Return the number of lines holding "color", with nothing added.

_Recorded data:_

▼▼▼

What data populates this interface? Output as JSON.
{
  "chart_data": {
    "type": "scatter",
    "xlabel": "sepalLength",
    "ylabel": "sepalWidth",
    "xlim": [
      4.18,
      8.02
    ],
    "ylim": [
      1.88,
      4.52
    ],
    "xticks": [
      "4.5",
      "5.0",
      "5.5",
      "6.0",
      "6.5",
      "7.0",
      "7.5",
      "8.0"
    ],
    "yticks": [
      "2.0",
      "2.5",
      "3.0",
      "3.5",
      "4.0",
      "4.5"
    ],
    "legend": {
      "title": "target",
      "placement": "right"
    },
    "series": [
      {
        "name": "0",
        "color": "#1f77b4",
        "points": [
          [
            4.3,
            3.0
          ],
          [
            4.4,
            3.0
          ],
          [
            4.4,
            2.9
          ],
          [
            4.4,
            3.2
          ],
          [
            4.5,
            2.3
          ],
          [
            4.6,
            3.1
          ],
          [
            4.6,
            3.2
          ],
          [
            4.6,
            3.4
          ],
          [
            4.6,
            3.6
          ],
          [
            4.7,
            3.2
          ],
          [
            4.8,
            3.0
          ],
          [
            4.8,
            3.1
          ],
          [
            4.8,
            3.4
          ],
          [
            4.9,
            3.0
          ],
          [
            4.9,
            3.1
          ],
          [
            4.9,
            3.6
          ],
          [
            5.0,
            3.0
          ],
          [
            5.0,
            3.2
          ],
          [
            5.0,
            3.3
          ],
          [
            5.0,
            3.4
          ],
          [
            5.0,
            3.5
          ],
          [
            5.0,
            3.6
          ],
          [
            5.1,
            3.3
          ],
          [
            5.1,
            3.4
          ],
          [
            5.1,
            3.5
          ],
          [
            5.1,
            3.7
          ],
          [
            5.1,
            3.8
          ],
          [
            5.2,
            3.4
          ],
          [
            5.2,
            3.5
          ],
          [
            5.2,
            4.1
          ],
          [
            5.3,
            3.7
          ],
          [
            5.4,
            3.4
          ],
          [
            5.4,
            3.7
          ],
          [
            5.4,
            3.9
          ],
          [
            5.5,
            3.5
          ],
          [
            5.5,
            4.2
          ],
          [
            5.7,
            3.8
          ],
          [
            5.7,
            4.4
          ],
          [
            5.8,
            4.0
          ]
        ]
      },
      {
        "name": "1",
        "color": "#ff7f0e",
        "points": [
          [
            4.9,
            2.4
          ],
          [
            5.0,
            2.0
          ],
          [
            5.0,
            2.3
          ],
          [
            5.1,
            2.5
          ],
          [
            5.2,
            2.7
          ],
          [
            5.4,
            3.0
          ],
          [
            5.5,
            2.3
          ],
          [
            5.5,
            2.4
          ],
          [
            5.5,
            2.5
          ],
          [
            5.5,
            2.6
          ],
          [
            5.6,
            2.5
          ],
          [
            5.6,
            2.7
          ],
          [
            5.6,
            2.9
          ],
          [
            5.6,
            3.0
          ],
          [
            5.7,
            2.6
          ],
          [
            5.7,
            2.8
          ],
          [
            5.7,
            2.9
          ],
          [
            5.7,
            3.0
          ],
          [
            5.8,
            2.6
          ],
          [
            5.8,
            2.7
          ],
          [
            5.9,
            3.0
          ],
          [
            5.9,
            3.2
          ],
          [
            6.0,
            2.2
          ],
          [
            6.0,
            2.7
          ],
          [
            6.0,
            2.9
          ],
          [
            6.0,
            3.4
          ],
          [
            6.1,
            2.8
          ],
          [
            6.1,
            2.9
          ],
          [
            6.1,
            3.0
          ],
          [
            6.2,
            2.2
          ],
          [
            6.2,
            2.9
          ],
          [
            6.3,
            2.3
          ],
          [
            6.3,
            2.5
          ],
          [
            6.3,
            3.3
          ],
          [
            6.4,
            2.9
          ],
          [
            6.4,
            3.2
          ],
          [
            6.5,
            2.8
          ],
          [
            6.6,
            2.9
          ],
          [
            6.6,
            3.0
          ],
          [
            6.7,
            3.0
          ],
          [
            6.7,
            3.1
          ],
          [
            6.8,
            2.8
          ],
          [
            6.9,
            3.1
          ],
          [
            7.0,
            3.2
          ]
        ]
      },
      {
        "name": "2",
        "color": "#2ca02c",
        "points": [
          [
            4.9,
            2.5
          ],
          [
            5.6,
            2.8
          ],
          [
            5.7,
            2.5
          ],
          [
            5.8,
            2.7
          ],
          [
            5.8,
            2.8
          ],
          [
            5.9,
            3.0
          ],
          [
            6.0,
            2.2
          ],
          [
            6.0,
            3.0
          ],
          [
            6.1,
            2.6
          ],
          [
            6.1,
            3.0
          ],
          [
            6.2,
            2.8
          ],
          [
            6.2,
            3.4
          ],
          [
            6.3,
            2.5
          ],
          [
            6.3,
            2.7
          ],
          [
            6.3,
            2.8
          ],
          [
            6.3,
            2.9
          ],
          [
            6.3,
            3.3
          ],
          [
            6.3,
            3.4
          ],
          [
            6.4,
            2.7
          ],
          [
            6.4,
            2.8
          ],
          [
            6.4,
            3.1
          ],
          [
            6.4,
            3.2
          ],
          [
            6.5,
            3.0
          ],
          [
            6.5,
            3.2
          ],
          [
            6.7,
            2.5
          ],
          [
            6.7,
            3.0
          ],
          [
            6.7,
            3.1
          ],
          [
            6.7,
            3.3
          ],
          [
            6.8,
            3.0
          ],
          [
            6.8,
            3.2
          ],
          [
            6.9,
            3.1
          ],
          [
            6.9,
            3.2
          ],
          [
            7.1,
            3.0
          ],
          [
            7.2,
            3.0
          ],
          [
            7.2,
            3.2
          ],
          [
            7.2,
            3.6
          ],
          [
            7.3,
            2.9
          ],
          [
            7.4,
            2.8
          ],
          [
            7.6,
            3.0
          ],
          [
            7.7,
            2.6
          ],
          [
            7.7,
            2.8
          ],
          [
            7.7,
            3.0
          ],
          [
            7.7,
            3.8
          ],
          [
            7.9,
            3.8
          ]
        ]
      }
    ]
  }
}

▲▲▲

_EXPECTED OUTPUT:_ 3